--- Problem requirements ---
Copy out each line featuring the string "Moravskoslezského" from the entries beneath.

--- Given information ---

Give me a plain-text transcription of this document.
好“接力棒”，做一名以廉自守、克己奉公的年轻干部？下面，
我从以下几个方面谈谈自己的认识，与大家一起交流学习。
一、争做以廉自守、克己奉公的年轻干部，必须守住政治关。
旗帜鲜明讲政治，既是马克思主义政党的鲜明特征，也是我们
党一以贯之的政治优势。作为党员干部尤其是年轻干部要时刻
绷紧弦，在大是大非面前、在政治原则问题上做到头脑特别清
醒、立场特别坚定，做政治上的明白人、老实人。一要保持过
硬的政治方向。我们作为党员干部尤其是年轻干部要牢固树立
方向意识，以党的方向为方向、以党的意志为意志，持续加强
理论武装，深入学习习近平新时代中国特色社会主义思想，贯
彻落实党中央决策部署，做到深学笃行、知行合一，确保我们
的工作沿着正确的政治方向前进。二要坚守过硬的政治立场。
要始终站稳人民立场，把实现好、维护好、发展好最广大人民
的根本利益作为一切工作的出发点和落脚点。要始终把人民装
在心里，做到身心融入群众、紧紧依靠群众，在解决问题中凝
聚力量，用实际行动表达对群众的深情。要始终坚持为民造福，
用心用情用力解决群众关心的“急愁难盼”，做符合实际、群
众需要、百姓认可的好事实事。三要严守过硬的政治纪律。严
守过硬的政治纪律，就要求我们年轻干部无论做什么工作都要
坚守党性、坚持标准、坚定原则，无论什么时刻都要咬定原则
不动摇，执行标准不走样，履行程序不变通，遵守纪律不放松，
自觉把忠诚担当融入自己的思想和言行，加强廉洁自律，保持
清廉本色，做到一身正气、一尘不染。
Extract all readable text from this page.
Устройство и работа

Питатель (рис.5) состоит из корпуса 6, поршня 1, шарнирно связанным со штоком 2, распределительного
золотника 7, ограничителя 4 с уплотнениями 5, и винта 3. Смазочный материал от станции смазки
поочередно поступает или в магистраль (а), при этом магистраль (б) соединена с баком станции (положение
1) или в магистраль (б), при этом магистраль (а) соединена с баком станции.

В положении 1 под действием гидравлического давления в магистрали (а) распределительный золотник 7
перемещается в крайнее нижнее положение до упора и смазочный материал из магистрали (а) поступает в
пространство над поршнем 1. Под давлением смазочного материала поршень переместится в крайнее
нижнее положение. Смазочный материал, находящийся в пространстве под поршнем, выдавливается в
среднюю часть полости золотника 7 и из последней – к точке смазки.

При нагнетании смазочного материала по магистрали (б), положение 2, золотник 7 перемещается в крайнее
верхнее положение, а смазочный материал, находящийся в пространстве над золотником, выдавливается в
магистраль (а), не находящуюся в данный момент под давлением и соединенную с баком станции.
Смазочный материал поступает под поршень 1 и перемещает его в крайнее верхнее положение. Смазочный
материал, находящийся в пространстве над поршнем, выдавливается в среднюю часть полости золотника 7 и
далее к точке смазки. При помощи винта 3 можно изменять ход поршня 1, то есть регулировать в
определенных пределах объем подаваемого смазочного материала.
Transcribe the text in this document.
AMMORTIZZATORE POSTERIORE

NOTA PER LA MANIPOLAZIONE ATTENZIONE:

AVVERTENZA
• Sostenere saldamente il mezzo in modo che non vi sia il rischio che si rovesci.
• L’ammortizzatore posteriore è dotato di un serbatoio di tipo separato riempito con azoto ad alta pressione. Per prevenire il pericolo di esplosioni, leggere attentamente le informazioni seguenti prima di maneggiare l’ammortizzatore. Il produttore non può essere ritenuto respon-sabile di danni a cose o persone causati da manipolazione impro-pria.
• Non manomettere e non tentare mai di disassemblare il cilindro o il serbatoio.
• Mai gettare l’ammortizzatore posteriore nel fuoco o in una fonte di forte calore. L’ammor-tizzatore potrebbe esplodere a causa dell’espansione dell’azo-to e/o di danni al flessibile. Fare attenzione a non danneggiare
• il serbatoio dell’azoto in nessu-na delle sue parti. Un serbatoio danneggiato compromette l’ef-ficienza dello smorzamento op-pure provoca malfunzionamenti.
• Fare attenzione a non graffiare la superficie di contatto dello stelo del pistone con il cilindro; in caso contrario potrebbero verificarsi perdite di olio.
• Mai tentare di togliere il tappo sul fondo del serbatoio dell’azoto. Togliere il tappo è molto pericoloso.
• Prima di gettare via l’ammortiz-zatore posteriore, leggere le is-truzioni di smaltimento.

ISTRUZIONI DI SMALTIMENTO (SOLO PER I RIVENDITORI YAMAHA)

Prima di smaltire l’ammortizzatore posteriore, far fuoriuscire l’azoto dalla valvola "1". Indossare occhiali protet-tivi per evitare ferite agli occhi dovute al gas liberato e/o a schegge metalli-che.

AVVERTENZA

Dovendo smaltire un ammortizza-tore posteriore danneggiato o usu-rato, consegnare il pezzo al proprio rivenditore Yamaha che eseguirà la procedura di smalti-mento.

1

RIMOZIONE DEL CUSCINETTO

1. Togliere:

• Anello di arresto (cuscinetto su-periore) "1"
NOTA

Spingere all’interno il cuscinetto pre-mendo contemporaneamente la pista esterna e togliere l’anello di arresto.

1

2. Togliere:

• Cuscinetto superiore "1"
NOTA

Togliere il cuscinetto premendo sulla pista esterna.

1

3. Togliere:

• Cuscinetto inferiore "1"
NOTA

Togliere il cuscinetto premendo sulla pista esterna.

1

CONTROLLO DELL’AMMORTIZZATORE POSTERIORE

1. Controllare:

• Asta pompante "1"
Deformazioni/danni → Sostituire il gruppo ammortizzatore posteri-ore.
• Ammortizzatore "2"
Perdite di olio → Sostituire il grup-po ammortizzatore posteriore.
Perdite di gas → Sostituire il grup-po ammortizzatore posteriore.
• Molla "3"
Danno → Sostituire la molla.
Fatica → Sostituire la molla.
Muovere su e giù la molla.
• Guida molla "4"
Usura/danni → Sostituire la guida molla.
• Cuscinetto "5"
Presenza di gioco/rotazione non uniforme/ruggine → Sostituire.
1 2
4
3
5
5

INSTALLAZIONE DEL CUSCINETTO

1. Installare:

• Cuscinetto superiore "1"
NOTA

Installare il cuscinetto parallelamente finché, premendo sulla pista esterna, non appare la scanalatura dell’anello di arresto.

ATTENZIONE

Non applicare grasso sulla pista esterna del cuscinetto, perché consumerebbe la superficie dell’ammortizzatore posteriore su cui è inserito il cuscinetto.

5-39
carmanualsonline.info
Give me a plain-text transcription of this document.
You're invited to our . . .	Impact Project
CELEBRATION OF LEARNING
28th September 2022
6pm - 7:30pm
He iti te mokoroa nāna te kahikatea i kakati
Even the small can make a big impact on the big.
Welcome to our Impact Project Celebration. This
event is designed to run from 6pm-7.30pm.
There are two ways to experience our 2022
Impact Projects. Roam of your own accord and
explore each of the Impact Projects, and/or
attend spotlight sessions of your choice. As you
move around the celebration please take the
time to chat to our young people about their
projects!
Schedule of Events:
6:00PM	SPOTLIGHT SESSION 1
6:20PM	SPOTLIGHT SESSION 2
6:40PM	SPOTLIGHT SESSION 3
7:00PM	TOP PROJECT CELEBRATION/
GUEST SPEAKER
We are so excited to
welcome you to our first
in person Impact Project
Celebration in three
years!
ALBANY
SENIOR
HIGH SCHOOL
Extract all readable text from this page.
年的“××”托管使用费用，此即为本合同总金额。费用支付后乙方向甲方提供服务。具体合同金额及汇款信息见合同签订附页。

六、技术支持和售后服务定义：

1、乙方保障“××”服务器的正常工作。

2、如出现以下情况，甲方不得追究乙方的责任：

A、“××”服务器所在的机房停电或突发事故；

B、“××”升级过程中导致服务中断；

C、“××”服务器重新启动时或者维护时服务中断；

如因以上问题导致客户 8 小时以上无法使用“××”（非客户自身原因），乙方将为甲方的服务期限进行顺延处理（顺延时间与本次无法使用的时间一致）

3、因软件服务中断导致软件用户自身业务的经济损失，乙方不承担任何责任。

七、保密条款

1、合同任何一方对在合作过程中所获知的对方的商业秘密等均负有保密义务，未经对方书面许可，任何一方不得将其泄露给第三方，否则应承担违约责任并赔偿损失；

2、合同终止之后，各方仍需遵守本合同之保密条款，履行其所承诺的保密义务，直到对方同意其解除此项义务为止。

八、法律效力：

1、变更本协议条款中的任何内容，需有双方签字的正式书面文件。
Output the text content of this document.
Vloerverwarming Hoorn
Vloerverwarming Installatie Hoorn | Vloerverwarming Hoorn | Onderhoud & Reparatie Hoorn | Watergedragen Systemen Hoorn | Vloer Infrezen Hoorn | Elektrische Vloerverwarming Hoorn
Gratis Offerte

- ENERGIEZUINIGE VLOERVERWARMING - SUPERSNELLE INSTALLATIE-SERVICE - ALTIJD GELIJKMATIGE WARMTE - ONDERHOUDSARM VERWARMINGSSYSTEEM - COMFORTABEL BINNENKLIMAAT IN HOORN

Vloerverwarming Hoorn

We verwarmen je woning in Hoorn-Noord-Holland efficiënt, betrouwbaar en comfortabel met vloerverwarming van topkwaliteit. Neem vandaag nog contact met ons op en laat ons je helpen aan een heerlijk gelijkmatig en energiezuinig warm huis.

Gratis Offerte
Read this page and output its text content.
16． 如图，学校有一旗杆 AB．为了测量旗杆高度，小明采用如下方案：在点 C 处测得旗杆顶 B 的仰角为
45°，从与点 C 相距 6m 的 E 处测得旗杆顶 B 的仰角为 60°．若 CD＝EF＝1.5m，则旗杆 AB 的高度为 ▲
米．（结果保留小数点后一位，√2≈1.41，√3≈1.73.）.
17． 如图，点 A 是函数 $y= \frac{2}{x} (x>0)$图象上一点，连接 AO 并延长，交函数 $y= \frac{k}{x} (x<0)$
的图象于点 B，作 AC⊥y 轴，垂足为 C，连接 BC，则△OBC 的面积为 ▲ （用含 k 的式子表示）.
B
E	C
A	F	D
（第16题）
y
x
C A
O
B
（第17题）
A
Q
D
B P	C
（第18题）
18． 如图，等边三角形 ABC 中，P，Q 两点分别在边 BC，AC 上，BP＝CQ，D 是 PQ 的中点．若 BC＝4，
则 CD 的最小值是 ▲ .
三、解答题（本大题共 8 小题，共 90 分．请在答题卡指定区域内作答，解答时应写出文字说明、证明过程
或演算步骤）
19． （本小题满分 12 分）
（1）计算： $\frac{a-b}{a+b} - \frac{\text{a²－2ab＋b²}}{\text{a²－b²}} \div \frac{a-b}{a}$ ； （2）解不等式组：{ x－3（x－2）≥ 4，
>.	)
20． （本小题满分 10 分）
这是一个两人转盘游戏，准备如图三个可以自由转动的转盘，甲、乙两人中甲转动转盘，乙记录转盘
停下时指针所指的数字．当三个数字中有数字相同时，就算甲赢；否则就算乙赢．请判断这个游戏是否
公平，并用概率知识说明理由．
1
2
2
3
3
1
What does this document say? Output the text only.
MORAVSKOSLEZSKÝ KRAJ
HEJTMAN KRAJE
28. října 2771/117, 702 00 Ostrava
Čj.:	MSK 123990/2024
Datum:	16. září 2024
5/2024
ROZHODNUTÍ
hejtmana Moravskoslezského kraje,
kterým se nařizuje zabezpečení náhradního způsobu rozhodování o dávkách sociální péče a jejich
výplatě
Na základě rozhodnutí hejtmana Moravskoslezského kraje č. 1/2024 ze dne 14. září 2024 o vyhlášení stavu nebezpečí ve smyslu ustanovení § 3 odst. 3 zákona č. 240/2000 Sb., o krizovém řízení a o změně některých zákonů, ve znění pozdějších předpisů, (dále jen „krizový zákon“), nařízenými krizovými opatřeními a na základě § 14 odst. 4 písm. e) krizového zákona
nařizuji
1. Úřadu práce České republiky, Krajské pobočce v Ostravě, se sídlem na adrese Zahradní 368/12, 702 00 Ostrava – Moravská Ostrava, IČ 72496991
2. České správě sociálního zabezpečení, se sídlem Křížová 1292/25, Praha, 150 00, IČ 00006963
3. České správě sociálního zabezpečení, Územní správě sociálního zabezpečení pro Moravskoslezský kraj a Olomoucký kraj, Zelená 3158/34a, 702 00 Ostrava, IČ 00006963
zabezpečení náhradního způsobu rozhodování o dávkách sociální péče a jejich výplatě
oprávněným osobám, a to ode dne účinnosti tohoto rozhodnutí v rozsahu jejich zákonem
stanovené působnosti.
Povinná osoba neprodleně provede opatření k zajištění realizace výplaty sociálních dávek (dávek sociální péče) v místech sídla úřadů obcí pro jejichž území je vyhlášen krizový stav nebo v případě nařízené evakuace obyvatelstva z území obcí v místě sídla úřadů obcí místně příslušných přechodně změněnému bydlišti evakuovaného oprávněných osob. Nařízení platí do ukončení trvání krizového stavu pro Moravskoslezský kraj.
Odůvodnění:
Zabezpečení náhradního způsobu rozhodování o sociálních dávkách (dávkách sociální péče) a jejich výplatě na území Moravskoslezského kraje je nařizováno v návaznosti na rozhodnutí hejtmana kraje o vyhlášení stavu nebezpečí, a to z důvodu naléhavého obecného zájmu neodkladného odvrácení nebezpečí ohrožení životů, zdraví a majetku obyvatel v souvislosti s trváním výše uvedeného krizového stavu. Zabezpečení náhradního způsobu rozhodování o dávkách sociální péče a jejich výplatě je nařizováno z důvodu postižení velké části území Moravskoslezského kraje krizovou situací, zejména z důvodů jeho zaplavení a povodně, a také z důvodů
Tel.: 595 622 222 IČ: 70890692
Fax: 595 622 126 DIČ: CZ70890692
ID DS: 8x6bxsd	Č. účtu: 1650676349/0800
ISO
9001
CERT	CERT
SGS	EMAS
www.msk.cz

--- Reply ---
hejtmana Moravskoslezského kraje,
Na základě rozhodnutí hejtmana Moravskoslezského kraje č. 1/2024 ze dne 14. září 2024 o vyhlášení stavu nebezpečí ve smyslu ustanovení § 3 odst. 3 zákona č. 240/2000 Sb., o krizovém řízení a o změně některých zákonů, ve znění pozdějších předpisů, (dále jen „krizový zákon“), nařízenými krizovými opatřeními a na základě § 14 odst. 4 písm. e) krizového zákona
Zabezpečení náhradního způsobu rozhodování o sociálních dávkách (dávkách sociální péče) a jejich výplatě na území Moravskoslezského kraje je nařizováno v návaznosti na rozhodnutí hejtmana kraje o vyhlášení stavu nebezpečí, a to z důvodu naléhavého obecného zájmu neodkladného odvrácení nebezpečí ohrožení životů, zdraví a majetku obyvatel v souvislosti s trváním výše uvedeného krizového stavu. Zabezpečení náhradního způsobu rozhodování o dávkách sociální péče a jejich výplatě je nařizováno z důvodu postižení velké části území Moravskoslezského kraje krizovou situací, zejména z důvodů jeho zaplavení a povodně, a také z důvodů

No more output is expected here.